§ Exercise objective: Once the pictures are set aside, print the records that follow exactly as written.
╭─ Records shown
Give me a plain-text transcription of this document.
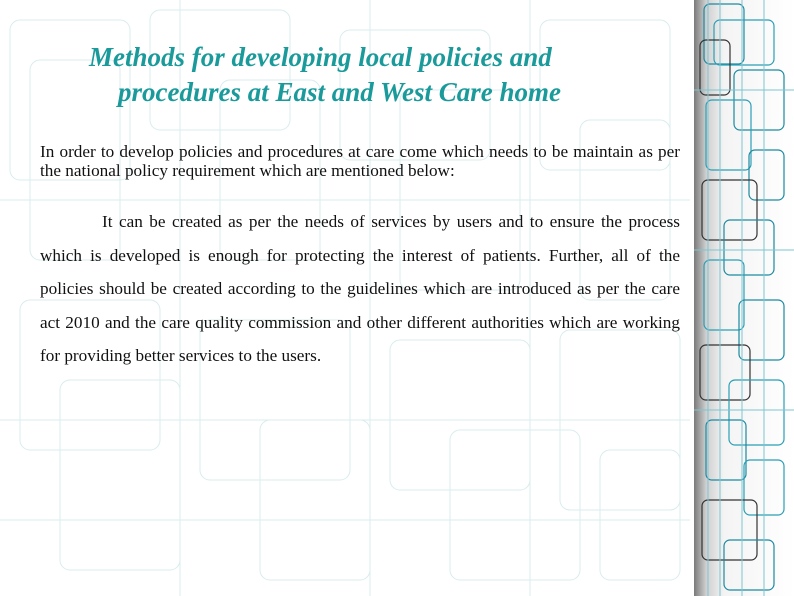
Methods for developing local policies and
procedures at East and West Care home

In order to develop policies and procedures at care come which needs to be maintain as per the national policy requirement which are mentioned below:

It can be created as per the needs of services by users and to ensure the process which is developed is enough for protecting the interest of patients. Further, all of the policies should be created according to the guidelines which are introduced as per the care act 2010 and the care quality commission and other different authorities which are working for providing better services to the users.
╰─
§ Task answer:
Give me a plain-text transcription of this document.
Methods for developing local policies and
procedures at East and West Care home

In order to develop policies and procedures at care come which needs to be maintain as per the national policy requirement which are mentioned below:

It can be created as per the needs of services by users and to ensure the process which is developed is enough for protecting the interest of patients. Further, all of the policies should be created according to the guidelines which are introduced as per the care act 2010 and the care quality commission and other different authorities which are working for providing better services to the users.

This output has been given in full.